== Exercise objective ==
Copy the listing below line for line, without changing anything.

== Stored rows ==
▬▬▬

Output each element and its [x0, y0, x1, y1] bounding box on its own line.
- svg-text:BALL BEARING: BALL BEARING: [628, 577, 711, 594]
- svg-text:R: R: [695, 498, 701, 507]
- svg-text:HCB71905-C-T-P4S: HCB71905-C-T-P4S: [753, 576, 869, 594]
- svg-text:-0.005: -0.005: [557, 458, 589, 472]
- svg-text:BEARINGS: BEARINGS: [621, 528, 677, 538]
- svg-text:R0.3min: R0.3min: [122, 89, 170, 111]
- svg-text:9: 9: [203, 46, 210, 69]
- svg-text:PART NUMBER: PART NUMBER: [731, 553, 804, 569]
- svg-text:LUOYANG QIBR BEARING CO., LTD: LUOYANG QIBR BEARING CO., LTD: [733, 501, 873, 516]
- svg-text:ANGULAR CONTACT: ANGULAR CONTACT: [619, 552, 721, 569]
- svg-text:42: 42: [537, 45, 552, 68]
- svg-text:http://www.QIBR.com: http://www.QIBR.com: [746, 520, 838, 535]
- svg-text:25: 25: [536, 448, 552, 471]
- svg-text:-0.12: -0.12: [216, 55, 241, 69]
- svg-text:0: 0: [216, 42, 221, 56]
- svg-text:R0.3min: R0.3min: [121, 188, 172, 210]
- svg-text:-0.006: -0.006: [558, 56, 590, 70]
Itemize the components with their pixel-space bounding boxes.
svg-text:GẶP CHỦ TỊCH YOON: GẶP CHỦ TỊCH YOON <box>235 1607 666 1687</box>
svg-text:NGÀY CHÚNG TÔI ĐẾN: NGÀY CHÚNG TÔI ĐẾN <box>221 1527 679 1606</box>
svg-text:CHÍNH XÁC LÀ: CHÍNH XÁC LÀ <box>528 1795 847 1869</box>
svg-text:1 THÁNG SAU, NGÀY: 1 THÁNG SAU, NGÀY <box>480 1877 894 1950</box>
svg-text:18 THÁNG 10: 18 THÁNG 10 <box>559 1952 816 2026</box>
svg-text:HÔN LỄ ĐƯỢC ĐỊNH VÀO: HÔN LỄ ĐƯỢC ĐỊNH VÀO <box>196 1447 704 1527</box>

▬▬▬

== The completed task ==
Output each element and its [x0, y0, x1, y1] bounding box on its own line.
- svg-text:BALL BEARING: BALL BEARING: [628, 577, 711, 594]
- svg-text:R: R: [695, 498, 701, 507]
- svg-text:HCB71905-C-T-P4S: HCB71905-C-T-P4S: [753, 576, 869, 594]
- svg-text:-0.005: -0.005: [557, 458, 589, 472]
- svg-text:BEARINGS: BEARINGS: [621, 528, 677, 538]
- svg-text:R0.3min: R0.3min: [122, 89, 170, 111]
- svg-text:9: 9: [203, 46, 210, 69]
- svg-text:PART NUMBER: PART NUMBER: [731, 553, 804, 569]
- svg-text:LUOYANG QIBR BEARING CO., LTD: LUOYANG QIBR BEARING CO., LTD: [733, 501, 873, 516]
- svg-text:ANGULAR CONTACT: ANGULAR CONTACT: [619, 552, 721, 569]
- svg-text:42: 42: [537, 45, 552, 68]
- svg-text:http://www.QIBR.com: http://www.QIBR.com: [746, 520, 838, 535]
- svg-text:25: 25: [536, 448, 552, 471]
- svg-text:-0.12: -0.12: [216, 55, 241, 69]
- svg-text:0: 0: [216, 42, 221, 56]
- svg-text:R0.3min: R0.3min: [121, 188, 172, 210]
- svg-text:-0.006: -0.006: [558, 56, 590, 70]
Itemize the components with their pixel-space bounding boxes.
svg-text:GẶP CHỦ TỊCH YOON: GẶP CHỦ TỊCH YOON <box>235 1607 666 1687</box>
svg-text:NGÀY CHÚNG TÔI ĐẾN: NGÀY CHÚNG TÔI ĐẾN <box>221 1527 679 1606</box>
svg-text:CHÍNH XÁC LÀ: CHÍNH XÁC LÀ <box>528 1795 847 1869</box>
svg-text:1 THÁNG SAU, NGÀY: 1 THÁNG SAU, NGÀY <box>480 1877 894 1950</box>
svg-text:18 THÁNG 10: 18 THÁNG 10 <box>559 1952 816 2026</box>
svg-text:HÔN LỄ ĐƯỢC ĐỊNH VÀO: HÔN LỄ ĐƯỢC ĐỊNH VÀO <box>196 1447 704 1527</box>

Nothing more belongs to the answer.